Data extracted from a collection
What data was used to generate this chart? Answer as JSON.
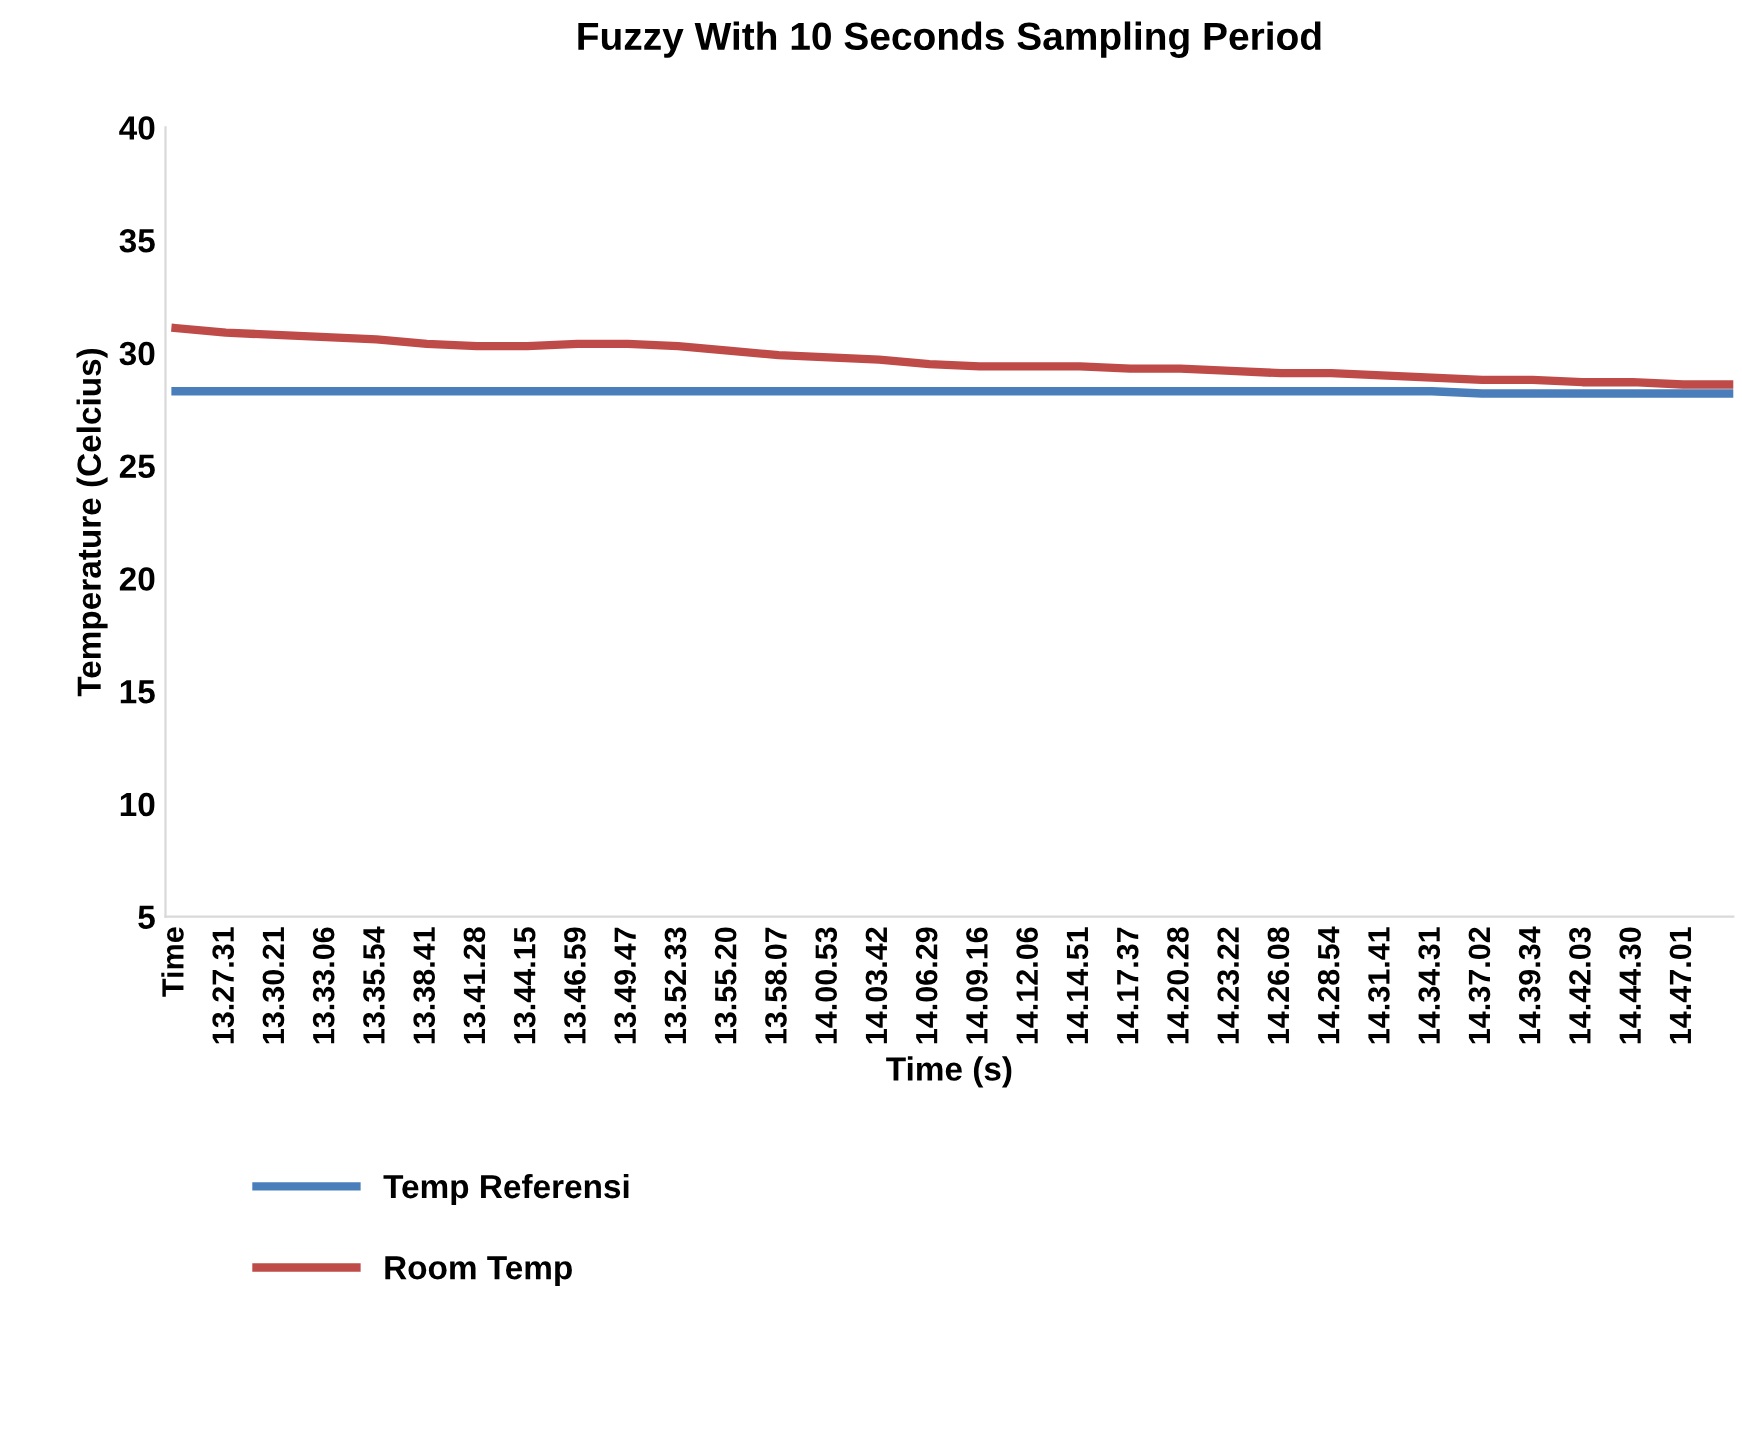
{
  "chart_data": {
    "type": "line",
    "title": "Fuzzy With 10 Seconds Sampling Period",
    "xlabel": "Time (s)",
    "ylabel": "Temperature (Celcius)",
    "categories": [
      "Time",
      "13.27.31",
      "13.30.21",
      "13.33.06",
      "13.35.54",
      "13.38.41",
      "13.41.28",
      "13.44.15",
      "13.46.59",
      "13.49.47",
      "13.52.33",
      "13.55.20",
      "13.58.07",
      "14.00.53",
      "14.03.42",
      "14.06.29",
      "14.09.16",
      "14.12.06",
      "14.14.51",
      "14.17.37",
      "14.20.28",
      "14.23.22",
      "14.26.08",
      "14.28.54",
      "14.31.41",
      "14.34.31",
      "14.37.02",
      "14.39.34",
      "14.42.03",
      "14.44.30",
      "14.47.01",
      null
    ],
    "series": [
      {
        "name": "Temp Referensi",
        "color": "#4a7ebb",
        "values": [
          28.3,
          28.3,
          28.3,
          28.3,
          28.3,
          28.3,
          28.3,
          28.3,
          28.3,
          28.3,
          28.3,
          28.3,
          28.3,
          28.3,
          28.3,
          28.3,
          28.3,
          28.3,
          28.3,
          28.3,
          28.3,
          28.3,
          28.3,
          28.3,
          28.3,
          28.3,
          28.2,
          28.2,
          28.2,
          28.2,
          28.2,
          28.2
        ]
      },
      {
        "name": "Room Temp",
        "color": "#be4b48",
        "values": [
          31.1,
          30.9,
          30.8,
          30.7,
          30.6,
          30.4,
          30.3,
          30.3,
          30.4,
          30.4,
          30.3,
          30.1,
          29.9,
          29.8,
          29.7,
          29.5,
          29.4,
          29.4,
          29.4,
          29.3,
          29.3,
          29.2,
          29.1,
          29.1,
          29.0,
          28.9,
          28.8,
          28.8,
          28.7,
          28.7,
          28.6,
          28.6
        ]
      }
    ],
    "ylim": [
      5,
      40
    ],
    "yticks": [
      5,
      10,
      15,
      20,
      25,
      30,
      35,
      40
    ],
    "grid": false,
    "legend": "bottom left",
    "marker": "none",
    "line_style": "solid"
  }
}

==

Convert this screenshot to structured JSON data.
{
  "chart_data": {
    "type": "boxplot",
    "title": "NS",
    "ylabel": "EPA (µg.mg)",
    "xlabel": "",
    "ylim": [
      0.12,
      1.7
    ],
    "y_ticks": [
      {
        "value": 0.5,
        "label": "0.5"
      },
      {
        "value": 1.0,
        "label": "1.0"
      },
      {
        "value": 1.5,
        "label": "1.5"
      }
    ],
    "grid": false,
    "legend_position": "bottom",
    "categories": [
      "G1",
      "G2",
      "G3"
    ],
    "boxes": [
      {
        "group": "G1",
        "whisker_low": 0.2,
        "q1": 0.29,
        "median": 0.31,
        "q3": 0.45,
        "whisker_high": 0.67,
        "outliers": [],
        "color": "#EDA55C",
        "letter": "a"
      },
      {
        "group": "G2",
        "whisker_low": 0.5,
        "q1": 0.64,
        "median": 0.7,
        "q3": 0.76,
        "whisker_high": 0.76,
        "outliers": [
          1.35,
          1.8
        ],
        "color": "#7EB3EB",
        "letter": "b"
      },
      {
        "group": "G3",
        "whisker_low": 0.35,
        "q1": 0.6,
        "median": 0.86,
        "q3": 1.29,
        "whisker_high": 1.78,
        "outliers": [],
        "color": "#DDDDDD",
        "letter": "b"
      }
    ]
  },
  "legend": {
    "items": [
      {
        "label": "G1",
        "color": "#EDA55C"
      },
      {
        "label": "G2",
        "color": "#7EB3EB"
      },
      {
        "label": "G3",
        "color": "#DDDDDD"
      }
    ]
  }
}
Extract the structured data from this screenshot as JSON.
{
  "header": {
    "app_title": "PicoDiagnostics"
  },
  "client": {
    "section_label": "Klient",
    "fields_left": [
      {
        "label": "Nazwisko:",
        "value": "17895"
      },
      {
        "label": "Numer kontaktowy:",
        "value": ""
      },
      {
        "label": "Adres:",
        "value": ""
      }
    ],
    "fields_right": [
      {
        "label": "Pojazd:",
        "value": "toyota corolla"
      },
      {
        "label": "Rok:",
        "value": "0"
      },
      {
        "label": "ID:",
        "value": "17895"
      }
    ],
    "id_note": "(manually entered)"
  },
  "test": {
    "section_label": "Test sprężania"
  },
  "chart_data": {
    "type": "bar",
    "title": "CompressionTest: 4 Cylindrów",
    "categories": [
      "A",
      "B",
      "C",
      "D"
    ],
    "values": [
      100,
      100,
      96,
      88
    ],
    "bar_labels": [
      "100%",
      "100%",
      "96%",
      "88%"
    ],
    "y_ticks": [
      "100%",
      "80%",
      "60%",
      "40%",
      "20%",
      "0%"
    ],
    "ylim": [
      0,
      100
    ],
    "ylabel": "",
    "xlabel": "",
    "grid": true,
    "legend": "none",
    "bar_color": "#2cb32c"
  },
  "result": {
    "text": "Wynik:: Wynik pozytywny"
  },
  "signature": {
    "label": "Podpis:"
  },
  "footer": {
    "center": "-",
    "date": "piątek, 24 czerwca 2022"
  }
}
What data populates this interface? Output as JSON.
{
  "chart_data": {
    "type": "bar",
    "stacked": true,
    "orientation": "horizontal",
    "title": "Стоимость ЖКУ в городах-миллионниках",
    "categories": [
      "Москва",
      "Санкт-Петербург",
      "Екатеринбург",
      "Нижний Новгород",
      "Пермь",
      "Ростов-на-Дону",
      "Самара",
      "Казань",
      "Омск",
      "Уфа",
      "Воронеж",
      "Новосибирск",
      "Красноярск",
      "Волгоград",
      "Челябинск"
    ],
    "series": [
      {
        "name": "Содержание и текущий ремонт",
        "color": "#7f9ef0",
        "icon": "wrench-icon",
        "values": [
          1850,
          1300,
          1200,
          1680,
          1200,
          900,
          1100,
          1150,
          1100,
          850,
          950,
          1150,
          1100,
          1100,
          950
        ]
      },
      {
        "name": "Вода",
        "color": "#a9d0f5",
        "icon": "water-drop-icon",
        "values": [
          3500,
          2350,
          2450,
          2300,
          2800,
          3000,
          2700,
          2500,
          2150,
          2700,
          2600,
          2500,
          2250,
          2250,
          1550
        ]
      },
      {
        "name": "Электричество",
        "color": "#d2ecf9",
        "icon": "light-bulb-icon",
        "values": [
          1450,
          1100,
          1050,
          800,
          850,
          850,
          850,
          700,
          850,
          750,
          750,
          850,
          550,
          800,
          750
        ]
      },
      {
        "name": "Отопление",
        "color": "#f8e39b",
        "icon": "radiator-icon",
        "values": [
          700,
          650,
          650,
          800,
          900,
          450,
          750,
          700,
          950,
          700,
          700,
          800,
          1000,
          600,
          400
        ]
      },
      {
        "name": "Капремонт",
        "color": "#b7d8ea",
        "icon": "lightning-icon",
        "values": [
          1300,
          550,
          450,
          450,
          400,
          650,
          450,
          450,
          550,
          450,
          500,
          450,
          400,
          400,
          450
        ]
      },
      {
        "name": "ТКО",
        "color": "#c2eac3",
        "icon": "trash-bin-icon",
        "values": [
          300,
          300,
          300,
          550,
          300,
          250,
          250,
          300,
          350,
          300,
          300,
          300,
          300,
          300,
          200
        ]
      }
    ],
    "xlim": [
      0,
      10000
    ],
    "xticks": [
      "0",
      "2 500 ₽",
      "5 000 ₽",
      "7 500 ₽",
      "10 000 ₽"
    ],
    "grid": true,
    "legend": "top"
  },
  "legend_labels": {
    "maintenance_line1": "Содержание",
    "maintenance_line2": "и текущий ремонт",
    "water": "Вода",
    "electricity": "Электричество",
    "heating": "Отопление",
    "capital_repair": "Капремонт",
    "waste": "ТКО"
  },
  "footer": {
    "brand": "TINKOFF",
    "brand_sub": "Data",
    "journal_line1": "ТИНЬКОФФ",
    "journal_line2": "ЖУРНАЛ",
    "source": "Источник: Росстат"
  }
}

_SET PROBLEM_. Gather all lines of the records that include the word "ylabel".

_RESPONSE_.
    "ylabel": "Temperature (Celcius)",
    "ylabel": "EPA (µg.mg)",
    "ylabel": "",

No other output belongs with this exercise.